◆ Exercise details ◆
Nothing in the records may be left out or altered; reproduce them all exactly.

— Start Entries provided —

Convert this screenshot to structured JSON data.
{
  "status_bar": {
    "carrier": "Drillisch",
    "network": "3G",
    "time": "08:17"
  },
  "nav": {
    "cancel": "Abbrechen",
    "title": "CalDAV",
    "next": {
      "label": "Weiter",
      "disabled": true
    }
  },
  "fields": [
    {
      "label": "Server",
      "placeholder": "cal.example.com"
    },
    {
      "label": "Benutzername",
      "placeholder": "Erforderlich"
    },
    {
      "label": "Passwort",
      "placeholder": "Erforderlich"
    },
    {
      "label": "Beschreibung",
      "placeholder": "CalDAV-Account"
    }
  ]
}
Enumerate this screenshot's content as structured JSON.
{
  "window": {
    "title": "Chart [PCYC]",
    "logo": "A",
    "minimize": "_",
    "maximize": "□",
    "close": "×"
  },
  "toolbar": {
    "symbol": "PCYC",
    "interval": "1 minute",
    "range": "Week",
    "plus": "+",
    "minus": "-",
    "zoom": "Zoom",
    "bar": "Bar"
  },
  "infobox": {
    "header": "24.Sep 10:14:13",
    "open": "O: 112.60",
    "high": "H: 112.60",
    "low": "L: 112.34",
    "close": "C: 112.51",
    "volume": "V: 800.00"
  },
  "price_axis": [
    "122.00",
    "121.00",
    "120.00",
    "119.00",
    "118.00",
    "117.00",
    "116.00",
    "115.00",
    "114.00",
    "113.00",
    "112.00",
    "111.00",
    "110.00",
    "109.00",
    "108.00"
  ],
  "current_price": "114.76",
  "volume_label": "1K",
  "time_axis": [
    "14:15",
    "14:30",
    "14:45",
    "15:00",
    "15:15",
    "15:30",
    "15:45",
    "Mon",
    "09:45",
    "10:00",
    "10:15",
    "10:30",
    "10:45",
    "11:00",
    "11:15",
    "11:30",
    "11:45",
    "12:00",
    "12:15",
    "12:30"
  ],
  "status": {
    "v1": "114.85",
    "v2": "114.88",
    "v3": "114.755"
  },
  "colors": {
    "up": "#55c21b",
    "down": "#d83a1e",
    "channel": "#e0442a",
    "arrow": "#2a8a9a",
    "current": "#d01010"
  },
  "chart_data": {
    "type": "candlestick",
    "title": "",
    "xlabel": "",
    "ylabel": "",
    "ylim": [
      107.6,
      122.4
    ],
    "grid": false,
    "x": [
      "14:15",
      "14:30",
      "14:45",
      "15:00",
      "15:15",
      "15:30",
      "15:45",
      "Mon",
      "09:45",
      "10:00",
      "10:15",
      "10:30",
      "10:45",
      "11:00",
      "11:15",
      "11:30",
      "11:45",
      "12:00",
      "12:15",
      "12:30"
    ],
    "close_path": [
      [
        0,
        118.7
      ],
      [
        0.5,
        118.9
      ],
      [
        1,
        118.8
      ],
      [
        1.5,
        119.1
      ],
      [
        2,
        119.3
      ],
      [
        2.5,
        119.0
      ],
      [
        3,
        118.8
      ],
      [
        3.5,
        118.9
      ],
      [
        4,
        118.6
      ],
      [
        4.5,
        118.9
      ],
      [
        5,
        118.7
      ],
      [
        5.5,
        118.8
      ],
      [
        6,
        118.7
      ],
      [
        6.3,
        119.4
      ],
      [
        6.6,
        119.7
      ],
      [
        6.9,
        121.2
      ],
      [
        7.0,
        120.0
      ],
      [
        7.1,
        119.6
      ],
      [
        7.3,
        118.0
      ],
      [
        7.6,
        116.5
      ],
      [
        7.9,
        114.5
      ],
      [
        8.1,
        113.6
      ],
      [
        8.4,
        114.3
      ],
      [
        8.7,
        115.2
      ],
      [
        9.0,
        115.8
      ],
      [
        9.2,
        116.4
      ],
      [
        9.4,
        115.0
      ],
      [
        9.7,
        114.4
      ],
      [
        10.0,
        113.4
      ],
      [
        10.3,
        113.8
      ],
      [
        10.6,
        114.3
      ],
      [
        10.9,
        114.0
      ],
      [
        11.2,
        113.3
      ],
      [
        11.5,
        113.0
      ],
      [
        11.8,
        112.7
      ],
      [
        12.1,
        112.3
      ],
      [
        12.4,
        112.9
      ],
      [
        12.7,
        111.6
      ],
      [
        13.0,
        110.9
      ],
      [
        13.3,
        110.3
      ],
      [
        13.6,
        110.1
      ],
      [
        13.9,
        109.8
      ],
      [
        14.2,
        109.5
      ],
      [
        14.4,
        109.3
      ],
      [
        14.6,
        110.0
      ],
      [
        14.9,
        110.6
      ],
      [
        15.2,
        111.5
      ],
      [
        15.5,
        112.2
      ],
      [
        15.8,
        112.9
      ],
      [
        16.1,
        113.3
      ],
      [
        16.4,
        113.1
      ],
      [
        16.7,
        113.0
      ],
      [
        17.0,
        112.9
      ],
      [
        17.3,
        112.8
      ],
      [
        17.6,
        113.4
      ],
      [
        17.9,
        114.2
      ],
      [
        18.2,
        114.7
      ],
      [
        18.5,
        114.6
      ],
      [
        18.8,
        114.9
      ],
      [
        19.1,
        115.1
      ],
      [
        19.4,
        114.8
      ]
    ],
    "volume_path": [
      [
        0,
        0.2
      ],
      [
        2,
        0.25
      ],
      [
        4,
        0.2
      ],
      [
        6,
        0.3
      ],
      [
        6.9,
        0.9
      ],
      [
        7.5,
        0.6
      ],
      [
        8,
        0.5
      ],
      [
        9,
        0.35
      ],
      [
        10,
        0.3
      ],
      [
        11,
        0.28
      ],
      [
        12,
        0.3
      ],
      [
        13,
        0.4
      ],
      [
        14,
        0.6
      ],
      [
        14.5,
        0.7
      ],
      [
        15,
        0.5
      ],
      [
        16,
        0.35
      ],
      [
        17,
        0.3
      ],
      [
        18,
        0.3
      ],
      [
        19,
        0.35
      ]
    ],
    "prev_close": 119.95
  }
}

— End Entries provided —

◆ Task response ◆
Convert this screenshot to structured JSON data.
{
  "status_bar": {
    "carrier": "Drillisch",
    "network": "3G",
    "time": "08:17"
  },
  "nav": {
    "cancel": "Abbrechen",
    "title": "CalDAV",
    "next": {
      "label": "Weiter",
      "disabled": true
    }
  },
  "fields": [
    {
      "label": "Server",
      "placeholder": "cal.example.com"
    },
    {
      "label": "Benutzername",
      "placeholder": "Erforderlich"
    },
    {
      "label": "Passwort",
      "placeholder": "Erforderlich"
    },
    {
      "label": "Beschreibung",
      "placeholder": "CalDAV-Account"
    }
  ]
}
Enumerate this screenshot's content as structured JSON.
{
  "window": {
    "title": "Chart [PCYC]",
    "logo": "A",
    "minimize": "_",
    "maximize": "□",
    "close": "×"
  },
  "toolbar": {
    "symbol": "PCYC",
    "interval": "1 minute",
    "range": "Week",
    "plus": "+",
    "minus": "-",
    "zoom": "Zoom",
    "bar": "Bar"
  },
  "infobox": {
    "header": "24.Sep 10:14:13",
    "open": "O: 112.60",
    "high": "H: 112.60",
    "low": "L: 112.34",
    "close": "C: 112.51",
    "volume": "V: 800.00"
  },
  "price_axis": [
    "122.00",
    "121.00",
    "120.00",
    "119.00",
    "118.00",
    "117.00",
    "116.00",
    "115.00",
    "114.00",
    "113.00",
    "112.00",
    "111.00",
    "110.00",
    "109.00",
    "108.00"
  ],
  "current_price": "114.76",
  "volume_label": "1K",
  "time_axis": [
    "14:15",
    "14:30",
    "14:45",
    "15:00",
    "15:15",
    "15:30",
    "15:45",
    "Mon",
    "09:45",
    "10:00",
    "10:15",
    "10:30",
    "10:45",
    "11:00",
    "11:15",
    "11:30",
    "11:45",
    "12:00",
    "12:15",
    "12:30"
  ],
  "status": {
    "v1": "114.85",
    "v2": "114.88",
    "v3": "114.755"
  },
  "colors": {
    "up": "#55c21b",
    "down": "#d83a1e",
    "channel": "#e0442a",
    "arrow": "#2a8a9a",
    "current": "#d01010"
  },
  "chart_data": {
    "type": "candlestick",
    "title": "",
    "xlabel": "",
    "ylabel": "",
    "ylim": [
      107.6,
      122.4
    ],
    "grid": false,
    "x": [
      "14:15",
      "14:30",
      "14:45",
      "15:00",
      "15:15",
      "15:30",
      "15:45",
      "Mon",
      "09:45",
      "10:00",
      "10:15",
      "10:30",
      "10:45",
      "11:00",
      "11:15",
      "11:30",
      "11:45",
      "12:00",
      "12:15",
      "12:30"
    ],
    "close_path": [
      [
        0,
        118.7
      ],
      [
        0.5,
        118.9
      ],
      [
        1,
        118.8
      ],
      [
        1.5,
        119.1
      ],
      [
        2,
        119.3
      ],
      [
        2.5,
        119.0
      ],
      [
        3,
        118.8
      ],
      [
        3.5,
        118.9
      ],
      [
        4,
        118.6
      ],
      [
        4.5,
        118.9
      ],
      [
        5,
        118.7
      ],
      [
        5.5,
        118.8
      ],
      [
        6,
        118.7
      ],
      [
        6.3,
        119.4
      ],
      [
        6.6,
        119.7
      ],
      [
        6.9,
        121.2
      ],
      [
        7.0,
        120.0
      ],
      [
        7.1,
        119.6
      ],
      [
        7.3,
        118.0
      ],
      [
        7.6,
        116.5
      ],
      [
        7.9,
        114.5
      ],
      [
        8.1,
        113.6
      ],
      [
        8.4,
        114.3
      ],
      [
        8.7,
        115.2
      ],
      [
        9.0,
        115.8
      ],
      [
        9.2,
        116.4
      ],
      [
        9.4,
        115.0
      ],
      [
        9.7,
        114.4
      ],
      [
        10.0,
        113.4
      ],
      [
        10.3,
        113.8
      ],
      [
        10.6,
        114.3
      ],
      [
        10.9,
        114.0
      ],
      [
        11.2,
        113.3
      ],
      [
        11.5,
        113.0
      ],
      [
        11.8,
        112.7
      ],
      [
        12.1,
        112.3
      ],
      [
        12.4,
        112.9
      ],
      [
        12.7,
        111.6
      ],
      [
        13.0,
        110.9
      ],
      [
        13.3,
        110.3
      ],
      [
        13.6,
        110.1
      ],
      [
        13.9,
        109.8
      ],
      [
        14.2,
        109.5
      ],
      [
        14.4,
        109.3
      ],
      [
        14.6,
        110.0
      ],
      [
        14.9,
        110.6
      ],
      [
        15.2,
        111.5
      ],
      [
        15.5,
        112.2
      ],
      [
        15.8,
        112.9
      ],
      [
        16.1,
        113.3
      ],
      [
        16.4,
        113.1
      ],
      [
        16.7,
        113.0
      ],
      [
        17.0,
        112.9
      ],
      [
        17.3,
        112.8
      ],
      [
        17.6,
        113.4
      ],
      [
        17.9,
        114.2
      ],
      [
        18.2,
        114.7
      ],
      [
        18.5,
        114.6
      ],
      [
        18.8,
        114.9
      ],
      [
        19.1,
        115.1
      ],
      [
        19.4,
        114.8
      ]
    ],
    "volume_path": [
      [
        0,
        0.2
      ],
      [
        2,
        0.25
      ],
      [
        4,
        0.2
      ],
      [
        6,
        0.3
      ],
      [
        6.9,
        0.9
      ],
      [
        7.5,
        0.6
      ],
      [
        8,
        0.5
      ],
      [
        9,
        0.35
      ],
      [
        10,
        0.3
      ],
      [
        11,
        0.28
      ],
      [
        12,
        0.3
      ],
      [
        13,
        0.4
      ],
      [
        14,
        0.6
      ],
      [
        14.5,
        0.7
      ],
      [
        15,
        0.5
      ],
      [
        16,
        0.35
      ],
      [
        17,
        0.3
      ],
      [
        18,
        0.3
      ],
      [
        19,
        0.35
      ]
    ],
    "prev_close": 119.95
  }
}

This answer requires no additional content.